◆ A run of records ◆

------------------------------------------------

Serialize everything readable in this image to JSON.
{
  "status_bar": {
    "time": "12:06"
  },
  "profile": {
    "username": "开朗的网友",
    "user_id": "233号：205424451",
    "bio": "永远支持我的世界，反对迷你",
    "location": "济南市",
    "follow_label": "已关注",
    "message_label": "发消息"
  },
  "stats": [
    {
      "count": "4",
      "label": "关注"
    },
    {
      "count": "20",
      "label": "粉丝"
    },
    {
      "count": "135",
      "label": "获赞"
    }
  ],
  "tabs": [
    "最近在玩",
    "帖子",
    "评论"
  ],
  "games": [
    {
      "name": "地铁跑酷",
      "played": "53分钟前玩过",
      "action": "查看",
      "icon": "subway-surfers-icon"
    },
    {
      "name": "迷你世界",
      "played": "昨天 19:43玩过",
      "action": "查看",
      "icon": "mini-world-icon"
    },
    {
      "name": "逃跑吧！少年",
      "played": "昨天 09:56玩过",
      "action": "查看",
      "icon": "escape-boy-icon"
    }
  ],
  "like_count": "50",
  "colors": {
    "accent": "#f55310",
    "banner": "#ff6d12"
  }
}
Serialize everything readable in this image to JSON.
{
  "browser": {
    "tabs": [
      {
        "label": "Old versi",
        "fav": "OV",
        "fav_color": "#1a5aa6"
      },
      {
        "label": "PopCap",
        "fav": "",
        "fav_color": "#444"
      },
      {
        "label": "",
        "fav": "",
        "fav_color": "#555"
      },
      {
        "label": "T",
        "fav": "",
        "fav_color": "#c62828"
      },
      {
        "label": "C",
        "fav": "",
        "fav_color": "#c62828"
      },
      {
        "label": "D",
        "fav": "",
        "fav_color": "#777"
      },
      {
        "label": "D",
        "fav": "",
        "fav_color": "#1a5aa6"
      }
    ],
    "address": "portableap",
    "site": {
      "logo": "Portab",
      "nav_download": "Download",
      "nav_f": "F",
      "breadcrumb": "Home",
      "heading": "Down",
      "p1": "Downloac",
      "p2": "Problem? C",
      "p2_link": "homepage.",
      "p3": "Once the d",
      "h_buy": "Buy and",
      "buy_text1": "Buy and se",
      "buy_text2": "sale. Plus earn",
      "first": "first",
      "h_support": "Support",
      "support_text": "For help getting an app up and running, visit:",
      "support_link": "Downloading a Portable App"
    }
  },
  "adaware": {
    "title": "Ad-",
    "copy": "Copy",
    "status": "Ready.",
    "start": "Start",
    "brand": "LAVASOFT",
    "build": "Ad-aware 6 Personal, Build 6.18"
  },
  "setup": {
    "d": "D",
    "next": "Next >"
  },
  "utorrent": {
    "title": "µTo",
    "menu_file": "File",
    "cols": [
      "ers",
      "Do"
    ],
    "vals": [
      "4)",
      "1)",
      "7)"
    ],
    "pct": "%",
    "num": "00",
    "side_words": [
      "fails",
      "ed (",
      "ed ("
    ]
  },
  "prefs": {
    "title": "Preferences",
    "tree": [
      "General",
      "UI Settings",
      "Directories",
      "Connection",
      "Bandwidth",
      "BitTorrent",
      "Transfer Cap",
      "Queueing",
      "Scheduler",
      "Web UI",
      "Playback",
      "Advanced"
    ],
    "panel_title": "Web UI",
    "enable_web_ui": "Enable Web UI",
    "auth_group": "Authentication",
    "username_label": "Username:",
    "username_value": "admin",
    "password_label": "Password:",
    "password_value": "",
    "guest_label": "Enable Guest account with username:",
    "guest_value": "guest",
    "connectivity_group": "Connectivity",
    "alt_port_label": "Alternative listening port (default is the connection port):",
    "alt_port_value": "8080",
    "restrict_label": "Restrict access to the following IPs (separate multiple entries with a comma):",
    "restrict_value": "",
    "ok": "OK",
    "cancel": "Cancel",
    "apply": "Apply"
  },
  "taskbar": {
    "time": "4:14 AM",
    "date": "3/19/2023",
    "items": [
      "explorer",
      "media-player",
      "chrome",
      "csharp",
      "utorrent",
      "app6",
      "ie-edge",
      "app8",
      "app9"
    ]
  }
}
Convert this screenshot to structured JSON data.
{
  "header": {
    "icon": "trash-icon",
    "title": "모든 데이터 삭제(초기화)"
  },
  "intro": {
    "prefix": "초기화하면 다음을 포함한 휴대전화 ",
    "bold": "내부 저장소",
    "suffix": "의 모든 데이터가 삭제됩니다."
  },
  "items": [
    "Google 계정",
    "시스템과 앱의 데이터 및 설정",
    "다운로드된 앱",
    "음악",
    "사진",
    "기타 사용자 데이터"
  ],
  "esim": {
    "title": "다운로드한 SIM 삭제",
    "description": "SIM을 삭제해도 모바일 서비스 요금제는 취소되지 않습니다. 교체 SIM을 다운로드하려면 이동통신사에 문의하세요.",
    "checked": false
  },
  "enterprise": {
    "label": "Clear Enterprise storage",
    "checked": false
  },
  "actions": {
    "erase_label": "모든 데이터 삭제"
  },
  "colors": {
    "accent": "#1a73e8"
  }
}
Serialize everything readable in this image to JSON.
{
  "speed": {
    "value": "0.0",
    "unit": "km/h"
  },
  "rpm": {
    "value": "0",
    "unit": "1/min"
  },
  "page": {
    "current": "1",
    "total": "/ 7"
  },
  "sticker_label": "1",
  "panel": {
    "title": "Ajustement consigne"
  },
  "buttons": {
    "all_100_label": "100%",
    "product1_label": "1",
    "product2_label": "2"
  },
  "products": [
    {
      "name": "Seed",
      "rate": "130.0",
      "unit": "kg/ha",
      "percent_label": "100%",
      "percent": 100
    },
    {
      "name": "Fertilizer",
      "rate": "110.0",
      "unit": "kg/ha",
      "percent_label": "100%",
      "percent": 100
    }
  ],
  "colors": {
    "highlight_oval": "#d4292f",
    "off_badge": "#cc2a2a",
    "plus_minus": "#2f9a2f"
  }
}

------------------------------------------------

◆ TASK STATEMENT ◆
Print out every record again, exactly and in full.

◆ EXERCISE ANSWER ◆
Serialize everything readable in this image to JSON.
{
  "status_bar": {
    "time": "12:06"
  },
  "profile": {
    "username": "开朗的网友",
    "user_id": "233号：205424451",
    "bio": "永远支持我的世界，反对迷你",
    "location": "济南市",
    "follow_label": "已关注",
    "message_label": "发消息"
  },
  "stats": [
    {
      "count": "4",
      "label": "关注"
    },
    {
      "count": "20",
      "label": "粉丝"
    },
    {
      "count": "135",
      "label": "获赞"
    }
  ],
  "tabs": [
    "最近在玩",
    "帖子",
    "评论"
  ],
  "games": [
    {
      "name": "地铁跑酷",
      "played": "53分钟前玩过",
      "action": "查看",
      "icon": "subway-surfers-icon"
    },
    {
      "name": "迷你世界",
      "played": "昨天 19:43玩过",
      "action": "查看",
      "icon": "mini-world-icon"
    },
    {
      "name": "逃跑吧！少年",
      "played": "昨天 09:56玩过",
      "action": "查看",
      "icon": "escape-boy-icon"
    }
  ],
  "like_count": "50",
  "colors": {
    "accent": "#f55310",
    "banner": "#ff6d12"
  }
}
Serialize everything readable in this image to JSON.
{
  "browser": {
    "tabs": [
      {
        "label": "Old versi",
        "fav": "OV",
        "fav_color": "#1a5aa6"
      },
      {
        "label": "PopCap",
        "fav": "",
        "fav_color": "#444"
      },
      {
        "label": "",
        "fav": "",
        "fav_color": "#555"
      },
      {
        "label": "T",
        "fav": "",
        "fav_color": "#c62828"
      },
      {
        "label": "C",
        "fav": "",
        "fav_color": "#c62828"
      },
      {
        "label": "D",
        "fav": "",
        "fav_color": "#777"
      },
      {
        "label": "D",
        "fav": "",
        "fav_color": "#1a5aa6"
      }
    ],
    "address": "portableap",
    "site": {
      "logo": "Portab",
      "nav_download": "Download",
      "nav_f": "F",
      "breadcrumb": "Home",
      "heading": "Down",
      "p1": "Downloac",
      "p2": "Problem? C",
      "p2_link": "homepage.",
      "p3": "Once the d",
      "h_buy": "Buy and",
      "buy_text1": "Buy and se",
      "buy_text2": "sale. Plus earn",
      "first": "first",
      "h_support": "Support",
      "support_text": "For help getting an app up and running, visit:",
      "support_link": "Downloading a Portable App"
    }
  },
  "adaware": {
    "title": "Ad-",
    "copy": "Copy",
    "status": "Ready.",
    "start": "Start",
    "brand": "LAVASOFT",
    "build": "Ad-aware 6 Personal, Build 6.18"
  },
  "setup": {
    "d": "D",
    "next": "Next >"
  },
  "utorrent": {
    "title": "µTo",
    "menu_file": "File",
    "cols": [
      "ers",
      "Do"
    ],
    "vals": [
      "4)",
      "1)",
      "7)"
    ],
    "pct": "%",
    "num": "00",
    "side_words": [
      "fails",
      "ed (",
      "ed ("
    ]
  },
  "prefs": {
    "title": "Preferences",
    "tree": [
      "General",
      "UI Settings",
      "Directories",
      "Connection",
      "Bandwidth",
      "BitTorrent",
      "Transfer Cap",
      "Queueing",
      "Scheduler",
      "Web UI",
      "Playback",
      "Advanced"
    ],
    "panel_title": "Web UI",
    "enable_web_ui": "Enable Web UI",
    "auth_group": "Authentication",
    "username_label": "Username:",
    "username_value": "admin",
    "password_label": "Password:",
    "password_value": "",
    "guest_label": "Enable Guest account with username:",
    "guest_value": "guest",
    "connectivity_group": "Connectivity",
    "alt_port_label": "Alternative listening port (default is the connection port):",
    "alt_port_value": "8080",
    "restrict_label": "Restrict access to the following IPs (separate multiple entries with a comma):",
    "restrict_value": "",
    "ok": "OK",
    "cancel": "Cancel",
    "apply": "Apply"
  },
  "taskbar": {
    "time": "4:14 AM",
    "date": "3/19/2023",
    "items": [
      "explorer",
      "media-player",
      "chrome",
      "csharp",
      "utorrent",
      "app6",
      "ie-edge",
      "app8",
      "app9"
    ]
  }
}
Convert this screenshot to structured JSON data.
{
  "header": {
    "icon": "trash-icon",
    "title": "모든 데이터 삭제(초기화)"
  },
  "intro": {
    "prefix": "초기화하면 다음을 포함한 휴대전화 ",
    "bold": "내부 저장소",
    "suffix": "의 모든 데이터가 삭제됩니다."
  },
  "items": [
    "Google 계정",
    "시스템과 앱의 데이터 및 설정",
    "다운로드된 앱",
    "음악",
    "사진",
    "기타 사용자 데이터"
  ],
  "esim": {
    "title": "다운로드한 SIM 삭제",
    "description": "SIM을 삭제해도 모바일 서비스 요금제는 취소되지 않습니다. 교체 SIM을 다운로드하려면 이동통신사에 문의하세요.",
    "checked": false
  },
  "enterprise": {
    "label": "Clear Enterprise storage",
    "checked": false
  },
  "actions": {
    "erase_label": "모든 데이터 삭제"
  },
  "colors": {
    "accent": "#1a73e8"
  }
}
Serialize everything readable in this image to JSON.
{
  "speed": {
    "value": "0.0",
    "unit": "km/h"
  },
  "rpm": {
    "value": "0",
    "unit": "1/min"
  },
  "page": {
    "current": "1",
    "total": "/ 7"
  },
  "sticker_label": "1",
  "panel": {
    "title": "Ajustement consigne"
  },
  "buttons": {
    "all_100_label": "100%",
    "product1_label": "1",
    "product2_label": "2"
  },
  "products": [
    {
      "name": "Seed",
      "rate": "130.0",
      "unit": "kg/ha",
      "percent_label": "100%",
      "percent": 100
    },
    {
      "name": "Fertilizer",
      "rate": "110.0",
      "unit": "kg/ha",
      "percent_label": "100%",
      "percent": 100
    }
  ],
  "colors": {
    "highlight_oval": "#d4292f",
    "off_badge": "#cc2a2a",
    "plus_minus": "#2f9a2f"
  }
}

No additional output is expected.